# PROBLEM
Repeat the material verbatim and drop the pictures.

****

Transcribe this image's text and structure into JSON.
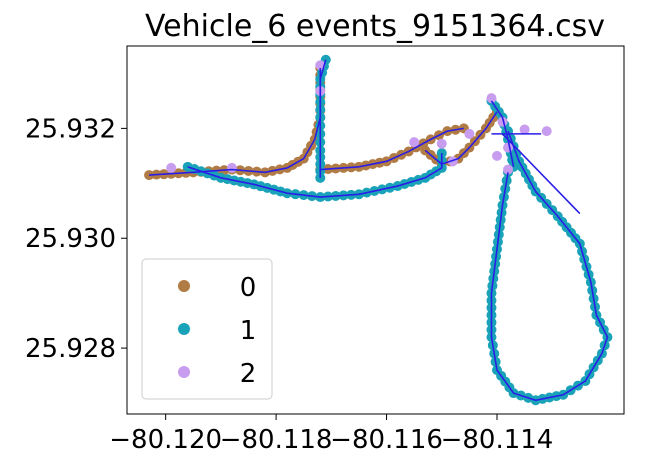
{
  "chart_data": {
    "type": "scatter",
    "title": "Vehicle_6 events_9151364.csv",
    "xlabel": "",
    "ylabel": "",
    "xlim": [
      -80.1207,
      -80.1117
    ],
    "ylim": [
      25.9268,
      25.9335
    ],
    "x_ticks": [
      -80.12,
      -80.118,
      -80.116,
      -80.114
    ],
    "x_tick_labels": [
      "−80.120",
      "−80.118",
      "−80.116",
      "−80.114"
    ],
    "y_ticks": [
      25.928,
      25.93,
      25.932
    ],
    "y_tick_labels": [
      "25.928",
      "25.930",
      "25.932"
    ],
    "grid": false,
    "legend": {
      "position": "lower-left",
      "entries": [
        "0",
        "1",
        "2"
      ]
    },
    "path_color": "#2a1de8",
    "series": [
      {
        "name": "0",
        "color": "#b07b44",
        "segments": [
          [
            [
              -80.1203,
              25.93115
            ],
            [
              -80.1195,
              25.9312
            ],
            [
              -80.1188,
              25.93125
            ],
            [
              -80.1182,
              25.9312
            ],
            [
              -80.1178,
              25.93128
            ],
            [
              -80.1175,
              25.93145
            ],
            [
              -80.1173,
              25.9318
            ],
            [
              -80.1172,
              25.9322
            ],
            [
              -80.1172,
              25.9327
            ],
            [
              -80.1172,
              25.9331
            ]
          ],
          [
            [
              -80.1172,
              25.93125
            ],
            [
              -80.1165,
              25.9313
            ],
            [
              -80.116,
              25.9314
            ],
            [
              -80.1156,
              25.93158
            ],
            [
              -80.1152,
              25.9318
            ],
            [
              -80.1149,
              25.93195
            ],
            [
              -80.1146,
              25.932
            ]
          ],
          [
            [
              -80.1153,
              25.9316
            ],
            [
              -80.115,
              25.93135
            ],
            [
              -80.1147,
              25.93145
            ],
            [
              -80.1145,
              25.93165
            ],
            [
              -80.1142,
              25.932
            ],
            [
              -80.114,
              25.9323
            ]
          ]
        ]
      },
      {
        "name": "1",
        "color": "#1aa3b8",
        "segments": [
          [
            [
              -80.1196,
              25.9313
            ],
            [
              -80.119,
              25.9311
            ],
            [
              -80.1184,
              25.93098
            ],
            [
              -80.1178,
              25.93082
            ],
            [
              -80.1172,
              25.93075
            ],
            [
              -80.1165,
              25.9308
            ],
            [
              -80.1158,
              25.93095
            ],
            [
              -80.1153,
              25.9311
            ],
            [
              -80.115,
              25.93128
            ],
            [
              -80.115,
              25.93155
            ]
          ],
          [
            [
              -80.1172,
              25.9311
            ],
            [
              -80.1172,
              25.9316
            ],
            [
              -80.1172,
              25.9322
            ],
            [
              -80.1172,
              25.9329
            ],
            [
              -80.1171,
              25.93325
            ]
          ],
          [
            [
              -80.1138,
              25.9312
            ],
            [
              -80.1139,
              25.9306
            ],
            [
              -80.114,
              25.9298
            ],
            [
              -80.1141,
              25.929
            ],
            [
              -80.1141,
              25.9282
            ],
            [
              -80.114,
              25.9276
            ],
            [
              -80.1137,
              25.92718
            ],
            [
              -80.1133,
              25.92705
            ],
            [
              -80.1128,
              25.92715
            ],
            [
              -80.1124,
              25.9274
            ],
            [
              -80.1121,
              25.9279
            ],
            [
              -80.112,
              25.9282
            ],
            [
              -80.1122,
              25.9286
            ],
            [
              -80.1123,
              25.9292
            ],
            [
              -80.1125,
              25.9299
            ],
            [
              -80.1129,
              25.9304
            ],
            [
              -80.1133,
              25.93085
            ],
            [
              -80.1136,
              25.9314
            ],
            [
              -80.1138,
              25.93195
            ]
          ],
          [
            [
              -80.1141,
              25.9325
            ],
            [
              -80.1139,
              25.9322
            ],
            [
              -80.1138,
              25.9318
            ],
            [
              -80.1137,
              25.9313
            ]
          ]
        ]
      },
      {
        "name": "2",
        "color": "#c89df0",
        "points": [
          [
            -80.1199,
            25.93128
          ],
          [
            -80.1188,
            25.93128
          ],
          [
            -80.1172,
            25.93315
          ],
          [
            -80.1172,
            25.93268
          ],
          [
            -80.1155,
            25.93175
          ],
          [
            -80.115,
            25.93172
          ],
          [
            -80.1148,
            25.9314
          ],
          [
            -80.1141,
            25.93255
          ],
          [
            -80.1139,
            25.93212
          ],
          [
            -80.1138,
            25.93165
          ],
          [
            -80.1138,
            25.93125
          ],
          [
            -80.1135,
            25.93198
          ],
          [
            -80.1131,
            25.93195
          ],
          [
            -80.114,
            25.9315
          ],
          [
            -80.1145,
            25.9319
          ]
        ]
      }
    ]
  }
}
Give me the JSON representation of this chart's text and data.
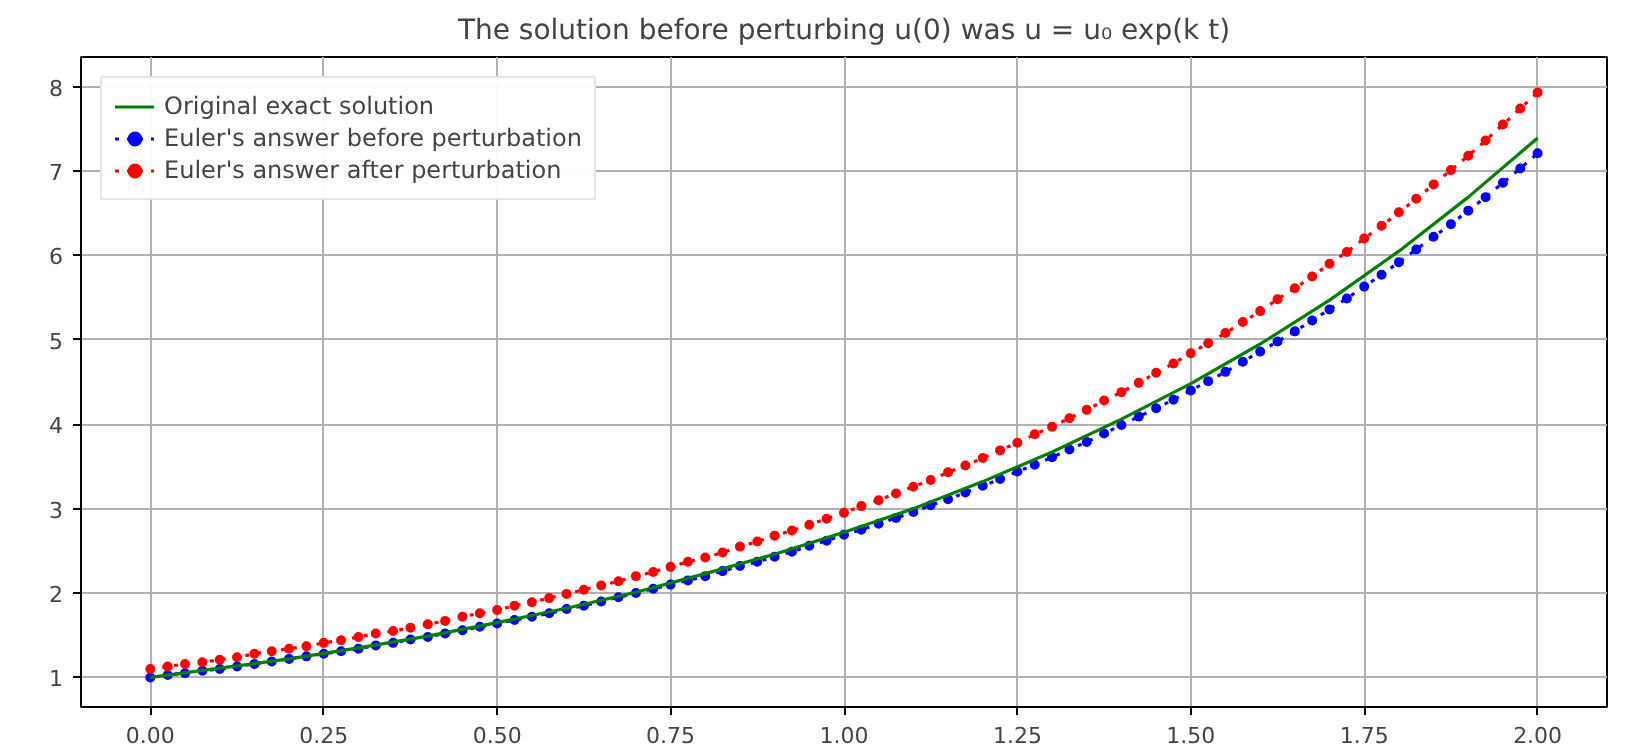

****

# WRITTEN ANSWER
Transcribe this image's text and structure into JSON.
{
  "chart_data": {
    "type": "scatter",
    "title": "Vehicle_6 events_9151364.csv",
    "xlabel": "",
    "ylabel": "",
    "xlim": [
      -80.1207,
      -80.1117
    ],
    "ylim": [
      25.9268,
      25.9335
    ],
    "x_ticks": [
      -80.12,
      -80.118,
      -80.116,
      -80.114
    ],
    "x_tick_labels": [
      "−80.120",
      "−80.118",
      "−80.116",
      "−80.114"
    ],
    "y_ticks": [
      25.928,
      25.93,
      25.932
    ],
    "y_tick_labels": [
      "25.928",
      "25.930",
      "25.932"
    ],
    "grid": false,
    "legend": {
      "position": "lower-left",
      "entries": [
        "0",
        "1",
        "2"
      ]
    },
    "path_color": "#2a1de8",
    "series": [
      {
        "name": "0",
        "color": "#b07b44",
        "segments": [
          [
            [
              -80.1203,
              25.93115
            ],
            [
              -80.1195,
              25.9312
            ],
            [
              -80.1188,
              25.93125
            ],
            [
              -80.1182,
              25.9312
            ],
            [
              -80.1178,
              25.93128
            ],
            [
              -80.1175,
              25.93145
            ],
            [
              -80.1173,
              25.9318
            ],
            [
              -80.1172,
              25.9322
            ],
            [
              -80.1172,
              25.9327
            ],
            [
              -80.1172,
              25.9331
            ]
          ],
          [
            [
              -80.1172,
              25.93125
            ],
            [
              -80.1165,
              25.9313
            ],
            [
              -80.116,
              25.9314
            ],
            [
              -80.1156,
              25.93158
            ],
            [
              -80.1152,
              25.9318
            ],
            [
              -80.1149,
              25.93195
            ],
            [
              -80.1146,
              25.932
            ]
          ],
          [
            [
              -80.1153,
              25.9316
            ],
            [
              -80.115,
              25.93135
            ],
            [
              -80.1147,
              25.93145
            ],
            [
              -80.1145,
              25.93165
            ],
            [
              -80.1142,
              25.932
            ],
            [
              -80.114,
              25.9323
            ]
          ]
        ]
      },
      {
        "name": "1",
        "color": "#1aa3b8",
        "segments": [
          [
            [
              -80.1196,
              25.9313
            ],
            [
              -80.119,
              25.9311
            ],
            [
              -80.1184,
              25.93098
            ],
            [
              -80.1178,
              25.93082
            ],
            [
              -80.1172,
              25.93075
            ],
            [
              -80.1165,
              25.9308
            ],
            [
              -80.1158,
              25.93095
            ],
            [
              -80.1153,
              25.9311
            ],
            [
              -80.115,
              25.93128
            ],
            [
              -80.115,
              25.93155
            ]
          ],
          [
            [
              -80.1172,
              25.9311
            ],
            [
              -80.1172,
              25.9316
            ],
            [
              -80.1172,
              25.9322
            ],
            [
              -80.1172,
              25.9329
            ],
            [
              -80.1171,
              25.93325
            ]
          ],
          [
            [
              -80.1138,
              25.9312
            ],
            [
              -80.1139,
              25.9306
            ],
            [
              -80.114,
              25.9298
            ],
            [
              -80.1141,
              25.929
            ],
            [
              -80.1141,
              25.9282
            ],
            [
              -80.114,
              25.9276
            ],
            [
              -80.1137,
              25.92718
            ],
            [
              -80.1133,
              25.92705
            ],
            [
              -80.1128,
              25.92715
            ],
            [
              -80.1124,
              25.9274
            ],
            [
              -80.1121,
              25.9279
            ],
            [
              -80.112,
              25.9282
            ],
            [
              -80.1122,
              25.9286
            ],
            [
              -80.1123,
              25.9292
            ],
            [
              -80.1125,
              25.9299
            ],
            [
              -80.1129,
              25.9304
            ],
            [
              -80.1133,
              25.93085
            ],
            [
              -80.1136,
              25.9314
            ],
            [
              -80.1138,
              25.93195
            ]
          ],
          [
            [
              -80.1141,
              25.9325
            ],
            [
              -80.1139,
              25.9322
            ],
            [
              -80.1138,
              25.9318
            ],
            [
              -80.1137,
              25.9313
            ]
          ]
        ]
      },
      {
        "name": "2",
        "color": "#c89df0",
        "points": [
          [
            -80.1199,
            25.93128
          ],
          [
            -80.1188,
            25.93128
          ],
          [
            -80.1172,
            25.93315
          ],
          [
            -80.1172,
            25.93268
          ],
          [
            -80.1155,
            25.93175
          ],
          [
            -80.115,
            25.93172
          ],
          [
            -80.1148,
            25.9314
          ],
          [
            -80.1141,
            25.93255
          ],
          [
            -80.1139,
            25.93212
          ],
          [
            -80.1138,
            25.93165
          ],
          [
            -80.1138,
            25.93125
          ],
          [
            -80.1135,
            25.93198
          ],
          [
            -80.1131,
            25.93195
          ],
          [
            -80.114,
            25.9315
          ],
          [
            -80.1145,
            25.9319
          ]
        ]
      }
    ]
  }
}
Give me the JSON representation of this chart's text and data.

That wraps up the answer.